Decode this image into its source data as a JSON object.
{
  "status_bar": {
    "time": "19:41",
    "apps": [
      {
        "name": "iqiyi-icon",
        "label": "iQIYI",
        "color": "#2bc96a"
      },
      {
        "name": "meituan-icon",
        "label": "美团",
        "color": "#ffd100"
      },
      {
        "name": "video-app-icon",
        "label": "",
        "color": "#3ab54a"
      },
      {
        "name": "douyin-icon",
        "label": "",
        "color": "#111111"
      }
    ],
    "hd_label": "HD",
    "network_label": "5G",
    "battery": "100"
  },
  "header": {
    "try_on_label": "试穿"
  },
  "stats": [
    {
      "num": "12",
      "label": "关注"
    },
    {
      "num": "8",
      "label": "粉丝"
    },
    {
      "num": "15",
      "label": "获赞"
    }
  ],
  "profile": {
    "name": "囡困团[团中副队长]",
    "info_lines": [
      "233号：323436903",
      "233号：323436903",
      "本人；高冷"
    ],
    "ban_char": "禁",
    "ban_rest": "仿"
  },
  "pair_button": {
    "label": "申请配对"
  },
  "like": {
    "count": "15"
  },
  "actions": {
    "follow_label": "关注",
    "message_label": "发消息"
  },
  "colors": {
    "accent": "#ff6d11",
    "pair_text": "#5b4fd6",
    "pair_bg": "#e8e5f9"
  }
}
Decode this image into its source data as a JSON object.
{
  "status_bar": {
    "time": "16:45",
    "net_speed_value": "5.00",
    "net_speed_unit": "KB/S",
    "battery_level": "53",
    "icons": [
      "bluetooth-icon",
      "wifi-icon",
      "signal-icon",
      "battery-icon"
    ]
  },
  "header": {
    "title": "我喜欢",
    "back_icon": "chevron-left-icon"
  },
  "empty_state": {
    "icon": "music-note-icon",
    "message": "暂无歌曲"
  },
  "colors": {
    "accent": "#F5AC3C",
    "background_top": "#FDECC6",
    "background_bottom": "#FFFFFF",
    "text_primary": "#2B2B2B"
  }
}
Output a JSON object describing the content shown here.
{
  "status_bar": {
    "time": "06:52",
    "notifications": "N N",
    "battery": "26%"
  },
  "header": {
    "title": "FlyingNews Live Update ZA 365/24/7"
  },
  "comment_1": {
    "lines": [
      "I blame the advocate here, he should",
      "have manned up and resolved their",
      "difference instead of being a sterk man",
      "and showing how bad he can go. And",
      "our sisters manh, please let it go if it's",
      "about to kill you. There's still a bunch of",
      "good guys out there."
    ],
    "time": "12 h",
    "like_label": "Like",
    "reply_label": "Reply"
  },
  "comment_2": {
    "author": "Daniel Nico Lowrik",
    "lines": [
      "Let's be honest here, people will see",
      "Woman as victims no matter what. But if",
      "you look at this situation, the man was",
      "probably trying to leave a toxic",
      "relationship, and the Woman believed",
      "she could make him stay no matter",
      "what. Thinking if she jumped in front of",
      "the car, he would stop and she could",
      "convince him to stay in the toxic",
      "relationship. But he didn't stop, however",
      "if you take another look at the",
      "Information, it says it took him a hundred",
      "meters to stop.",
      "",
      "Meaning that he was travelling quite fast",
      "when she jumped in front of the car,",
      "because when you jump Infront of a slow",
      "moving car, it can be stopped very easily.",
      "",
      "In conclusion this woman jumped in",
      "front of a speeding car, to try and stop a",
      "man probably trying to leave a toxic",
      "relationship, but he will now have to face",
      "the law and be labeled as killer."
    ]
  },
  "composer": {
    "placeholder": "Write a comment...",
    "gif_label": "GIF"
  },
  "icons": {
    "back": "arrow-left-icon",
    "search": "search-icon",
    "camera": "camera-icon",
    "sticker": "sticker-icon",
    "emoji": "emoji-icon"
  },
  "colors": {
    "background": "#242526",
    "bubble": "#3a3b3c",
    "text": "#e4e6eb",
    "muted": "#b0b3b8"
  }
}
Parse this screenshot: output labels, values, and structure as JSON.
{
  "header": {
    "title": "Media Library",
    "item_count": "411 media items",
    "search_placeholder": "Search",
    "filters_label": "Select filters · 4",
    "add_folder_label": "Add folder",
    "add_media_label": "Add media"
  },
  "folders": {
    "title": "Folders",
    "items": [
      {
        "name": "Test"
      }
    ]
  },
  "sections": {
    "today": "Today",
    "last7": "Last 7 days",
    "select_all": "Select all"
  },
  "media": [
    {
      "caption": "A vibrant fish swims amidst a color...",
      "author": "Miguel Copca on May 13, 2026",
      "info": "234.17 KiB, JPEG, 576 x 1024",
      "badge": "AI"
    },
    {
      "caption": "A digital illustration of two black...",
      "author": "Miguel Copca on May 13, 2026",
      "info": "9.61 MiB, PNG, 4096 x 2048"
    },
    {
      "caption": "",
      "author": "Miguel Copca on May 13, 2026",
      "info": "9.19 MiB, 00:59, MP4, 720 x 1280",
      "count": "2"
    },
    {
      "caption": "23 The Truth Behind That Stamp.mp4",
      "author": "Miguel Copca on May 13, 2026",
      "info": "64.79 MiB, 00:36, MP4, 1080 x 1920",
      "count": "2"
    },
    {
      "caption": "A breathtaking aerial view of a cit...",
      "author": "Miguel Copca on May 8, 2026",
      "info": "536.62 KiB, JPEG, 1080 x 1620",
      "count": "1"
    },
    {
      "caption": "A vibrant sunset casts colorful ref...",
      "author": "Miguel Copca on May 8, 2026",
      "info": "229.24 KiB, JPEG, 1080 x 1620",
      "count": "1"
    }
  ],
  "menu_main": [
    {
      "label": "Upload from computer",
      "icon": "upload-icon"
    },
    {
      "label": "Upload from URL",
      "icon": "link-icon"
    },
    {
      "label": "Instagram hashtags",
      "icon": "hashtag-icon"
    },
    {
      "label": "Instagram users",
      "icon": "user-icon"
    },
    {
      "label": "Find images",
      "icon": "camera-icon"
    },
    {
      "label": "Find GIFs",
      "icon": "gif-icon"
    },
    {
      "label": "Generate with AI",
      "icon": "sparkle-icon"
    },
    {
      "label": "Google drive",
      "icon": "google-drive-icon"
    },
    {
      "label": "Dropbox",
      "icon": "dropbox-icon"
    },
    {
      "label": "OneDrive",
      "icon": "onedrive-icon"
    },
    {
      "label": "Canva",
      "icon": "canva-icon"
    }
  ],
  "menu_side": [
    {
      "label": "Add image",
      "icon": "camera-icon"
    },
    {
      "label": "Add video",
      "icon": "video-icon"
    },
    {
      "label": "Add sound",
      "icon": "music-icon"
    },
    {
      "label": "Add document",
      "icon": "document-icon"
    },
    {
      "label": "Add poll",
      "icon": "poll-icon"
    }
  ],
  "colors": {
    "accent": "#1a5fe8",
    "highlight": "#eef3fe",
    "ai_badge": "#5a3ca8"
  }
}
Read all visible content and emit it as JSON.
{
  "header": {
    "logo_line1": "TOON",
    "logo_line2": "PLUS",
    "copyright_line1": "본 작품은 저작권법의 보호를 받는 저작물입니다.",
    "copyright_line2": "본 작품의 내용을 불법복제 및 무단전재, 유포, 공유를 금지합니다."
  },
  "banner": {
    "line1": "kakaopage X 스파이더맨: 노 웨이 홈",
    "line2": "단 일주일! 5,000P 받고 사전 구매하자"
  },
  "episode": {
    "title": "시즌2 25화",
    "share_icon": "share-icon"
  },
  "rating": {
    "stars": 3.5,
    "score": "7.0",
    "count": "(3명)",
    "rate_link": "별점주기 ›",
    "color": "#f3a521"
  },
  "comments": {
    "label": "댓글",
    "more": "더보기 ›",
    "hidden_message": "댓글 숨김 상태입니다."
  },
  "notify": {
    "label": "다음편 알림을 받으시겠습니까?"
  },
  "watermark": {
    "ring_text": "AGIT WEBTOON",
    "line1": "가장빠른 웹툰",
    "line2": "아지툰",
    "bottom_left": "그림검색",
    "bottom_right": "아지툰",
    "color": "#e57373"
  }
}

·····

**DIRECTIVE**.
From the entries above, extract every line where the word "time" appears.

**RESPONSE TO THE TASK**.
    "time": "19:41",
    "time": "16:45",
    "time": "06:52",
    "time": "12 h",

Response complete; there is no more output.